Where does the string "screenshot" appear in the records? Copy every line that contains it.

Supplied data:
-- begin --

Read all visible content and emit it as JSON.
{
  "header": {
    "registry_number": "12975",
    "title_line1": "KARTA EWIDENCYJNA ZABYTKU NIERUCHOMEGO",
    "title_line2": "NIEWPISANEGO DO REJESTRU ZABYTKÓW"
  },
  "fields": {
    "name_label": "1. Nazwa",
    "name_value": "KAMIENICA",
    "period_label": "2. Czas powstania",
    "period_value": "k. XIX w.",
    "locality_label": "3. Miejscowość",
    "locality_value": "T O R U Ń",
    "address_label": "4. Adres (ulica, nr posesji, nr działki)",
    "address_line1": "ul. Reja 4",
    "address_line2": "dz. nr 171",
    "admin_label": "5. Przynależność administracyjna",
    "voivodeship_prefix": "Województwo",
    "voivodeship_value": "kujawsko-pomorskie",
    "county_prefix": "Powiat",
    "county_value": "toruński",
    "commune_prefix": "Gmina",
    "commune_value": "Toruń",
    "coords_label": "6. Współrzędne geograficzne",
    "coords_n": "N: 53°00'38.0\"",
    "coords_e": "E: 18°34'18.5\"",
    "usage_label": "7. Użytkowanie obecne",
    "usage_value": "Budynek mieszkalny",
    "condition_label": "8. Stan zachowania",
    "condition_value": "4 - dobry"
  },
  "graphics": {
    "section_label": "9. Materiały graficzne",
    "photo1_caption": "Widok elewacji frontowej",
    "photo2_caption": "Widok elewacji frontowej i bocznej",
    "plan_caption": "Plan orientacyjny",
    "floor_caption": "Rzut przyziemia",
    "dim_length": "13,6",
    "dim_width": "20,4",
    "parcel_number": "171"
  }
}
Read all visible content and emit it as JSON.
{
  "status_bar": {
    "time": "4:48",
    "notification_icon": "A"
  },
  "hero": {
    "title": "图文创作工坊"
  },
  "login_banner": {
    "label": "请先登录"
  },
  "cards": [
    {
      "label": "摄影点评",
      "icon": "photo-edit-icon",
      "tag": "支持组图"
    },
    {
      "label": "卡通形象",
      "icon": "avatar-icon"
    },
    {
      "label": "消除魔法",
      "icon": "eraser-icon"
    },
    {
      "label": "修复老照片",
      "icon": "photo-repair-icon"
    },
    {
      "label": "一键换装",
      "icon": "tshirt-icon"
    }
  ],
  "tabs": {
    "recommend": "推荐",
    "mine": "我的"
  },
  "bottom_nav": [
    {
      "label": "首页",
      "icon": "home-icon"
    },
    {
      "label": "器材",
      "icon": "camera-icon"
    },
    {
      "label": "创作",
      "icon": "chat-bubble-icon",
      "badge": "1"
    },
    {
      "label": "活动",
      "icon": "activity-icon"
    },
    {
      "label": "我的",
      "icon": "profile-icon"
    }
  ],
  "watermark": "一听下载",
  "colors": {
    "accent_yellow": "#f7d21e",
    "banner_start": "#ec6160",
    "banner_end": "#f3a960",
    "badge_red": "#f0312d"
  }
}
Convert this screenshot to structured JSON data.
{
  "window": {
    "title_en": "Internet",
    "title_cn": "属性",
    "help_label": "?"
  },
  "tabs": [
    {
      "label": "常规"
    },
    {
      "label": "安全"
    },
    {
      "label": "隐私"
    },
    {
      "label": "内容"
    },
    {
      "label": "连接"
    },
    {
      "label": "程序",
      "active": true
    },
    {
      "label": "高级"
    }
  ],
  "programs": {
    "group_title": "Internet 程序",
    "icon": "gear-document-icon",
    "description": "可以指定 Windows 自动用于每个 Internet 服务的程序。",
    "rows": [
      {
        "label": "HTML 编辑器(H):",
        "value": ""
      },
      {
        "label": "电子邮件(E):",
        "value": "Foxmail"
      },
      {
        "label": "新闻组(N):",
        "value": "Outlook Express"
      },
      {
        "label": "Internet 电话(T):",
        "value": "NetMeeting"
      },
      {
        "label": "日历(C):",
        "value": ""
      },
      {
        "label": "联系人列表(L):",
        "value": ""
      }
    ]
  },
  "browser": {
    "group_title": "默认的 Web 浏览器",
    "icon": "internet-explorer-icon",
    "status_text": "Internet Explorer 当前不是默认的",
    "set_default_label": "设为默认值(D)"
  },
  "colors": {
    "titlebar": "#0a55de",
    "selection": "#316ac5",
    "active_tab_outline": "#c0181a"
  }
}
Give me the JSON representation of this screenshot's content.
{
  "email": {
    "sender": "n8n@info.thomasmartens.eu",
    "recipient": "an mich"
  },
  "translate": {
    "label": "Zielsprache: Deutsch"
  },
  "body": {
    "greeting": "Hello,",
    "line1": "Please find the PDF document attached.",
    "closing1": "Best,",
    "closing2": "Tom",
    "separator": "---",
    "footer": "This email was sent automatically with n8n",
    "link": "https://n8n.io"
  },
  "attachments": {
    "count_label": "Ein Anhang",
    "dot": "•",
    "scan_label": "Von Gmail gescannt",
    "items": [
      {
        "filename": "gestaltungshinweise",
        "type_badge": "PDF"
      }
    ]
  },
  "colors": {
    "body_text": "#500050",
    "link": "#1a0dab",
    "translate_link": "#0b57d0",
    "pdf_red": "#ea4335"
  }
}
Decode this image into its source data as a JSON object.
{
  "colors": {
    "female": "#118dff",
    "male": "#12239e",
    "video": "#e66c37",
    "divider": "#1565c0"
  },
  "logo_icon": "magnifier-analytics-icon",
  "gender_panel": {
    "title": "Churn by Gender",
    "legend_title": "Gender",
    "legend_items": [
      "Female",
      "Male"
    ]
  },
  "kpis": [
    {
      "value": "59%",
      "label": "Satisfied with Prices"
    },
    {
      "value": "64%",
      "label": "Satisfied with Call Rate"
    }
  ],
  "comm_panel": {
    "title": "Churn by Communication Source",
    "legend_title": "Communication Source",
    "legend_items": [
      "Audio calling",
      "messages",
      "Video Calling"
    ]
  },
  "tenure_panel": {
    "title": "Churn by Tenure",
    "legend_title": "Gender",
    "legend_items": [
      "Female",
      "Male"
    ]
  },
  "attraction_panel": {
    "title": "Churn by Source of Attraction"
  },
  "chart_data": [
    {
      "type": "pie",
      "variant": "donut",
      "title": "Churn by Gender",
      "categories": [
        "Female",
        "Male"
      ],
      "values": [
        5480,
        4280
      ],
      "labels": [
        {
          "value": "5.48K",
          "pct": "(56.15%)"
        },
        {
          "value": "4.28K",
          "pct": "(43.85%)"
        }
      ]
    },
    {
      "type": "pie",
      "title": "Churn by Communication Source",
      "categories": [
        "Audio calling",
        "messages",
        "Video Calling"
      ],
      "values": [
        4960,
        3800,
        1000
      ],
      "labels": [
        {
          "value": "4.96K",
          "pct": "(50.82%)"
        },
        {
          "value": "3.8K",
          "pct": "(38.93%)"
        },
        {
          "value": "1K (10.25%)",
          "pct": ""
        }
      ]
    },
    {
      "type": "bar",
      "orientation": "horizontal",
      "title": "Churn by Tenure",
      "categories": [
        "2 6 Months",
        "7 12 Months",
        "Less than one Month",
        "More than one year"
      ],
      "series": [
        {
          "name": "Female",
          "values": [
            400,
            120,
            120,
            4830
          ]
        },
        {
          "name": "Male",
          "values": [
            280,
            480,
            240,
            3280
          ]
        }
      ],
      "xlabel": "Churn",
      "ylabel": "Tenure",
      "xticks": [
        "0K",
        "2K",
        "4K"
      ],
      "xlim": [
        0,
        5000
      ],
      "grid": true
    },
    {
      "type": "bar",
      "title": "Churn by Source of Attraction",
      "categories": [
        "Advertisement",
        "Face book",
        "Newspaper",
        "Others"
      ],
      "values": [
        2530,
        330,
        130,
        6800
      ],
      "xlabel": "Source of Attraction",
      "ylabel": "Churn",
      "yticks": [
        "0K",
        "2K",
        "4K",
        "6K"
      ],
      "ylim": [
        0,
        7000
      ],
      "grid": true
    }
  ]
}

-- end --

Solved exercise:
Convert this screenshot to structured JSON data.
Give me the JSON representation of this screenshot's content.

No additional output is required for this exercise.